### WHAT IS REQUIRED
Check each line of the records below and collect those holding "Prosecutor".

#### ROWS

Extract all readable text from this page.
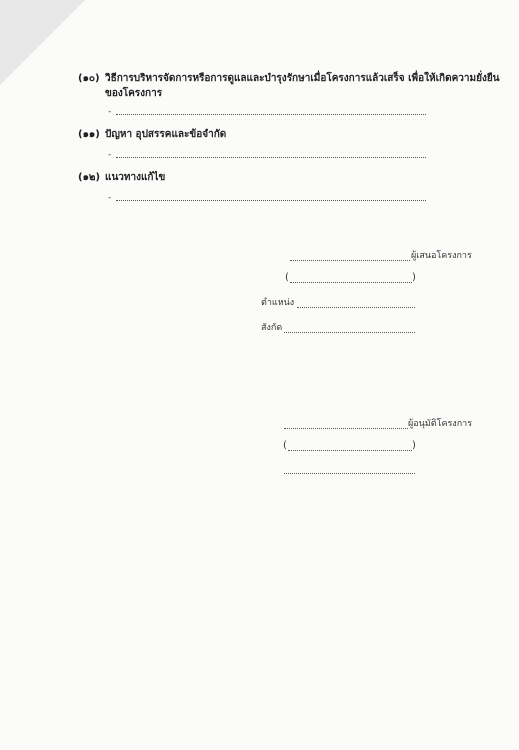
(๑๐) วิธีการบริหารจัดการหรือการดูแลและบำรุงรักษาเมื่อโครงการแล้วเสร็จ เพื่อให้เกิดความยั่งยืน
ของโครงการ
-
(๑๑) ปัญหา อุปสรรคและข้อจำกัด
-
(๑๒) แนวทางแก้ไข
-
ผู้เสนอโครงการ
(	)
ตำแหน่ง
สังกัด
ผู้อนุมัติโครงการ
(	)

########
#### ROWS

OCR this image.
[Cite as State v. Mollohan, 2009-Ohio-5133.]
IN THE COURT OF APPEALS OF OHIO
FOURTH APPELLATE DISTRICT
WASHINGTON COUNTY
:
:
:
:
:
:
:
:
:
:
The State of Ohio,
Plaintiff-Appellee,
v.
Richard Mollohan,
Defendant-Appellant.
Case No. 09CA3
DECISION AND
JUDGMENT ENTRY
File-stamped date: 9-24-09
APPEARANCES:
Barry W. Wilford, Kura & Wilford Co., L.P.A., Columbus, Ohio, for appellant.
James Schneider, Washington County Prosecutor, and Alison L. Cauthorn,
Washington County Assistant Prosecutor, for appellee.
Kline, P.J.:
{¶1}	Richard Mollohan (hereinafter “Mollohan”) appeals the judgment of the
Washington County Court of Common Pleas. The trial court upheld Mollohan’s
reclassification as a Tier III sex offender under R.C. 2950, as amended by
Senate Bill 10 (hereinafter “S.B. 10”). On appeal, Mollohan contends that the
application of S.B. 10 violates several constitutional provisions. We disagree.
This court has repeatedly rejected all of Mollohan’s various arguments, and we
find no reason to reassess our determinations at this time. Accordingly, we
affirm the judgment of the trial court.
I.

########

### RESULT FOR THIS EXERCISE
James Schneider, Washington County Prosecutor, and Alison L. Cauthorn,
Washington County Assistant Prosecutor, for appellee.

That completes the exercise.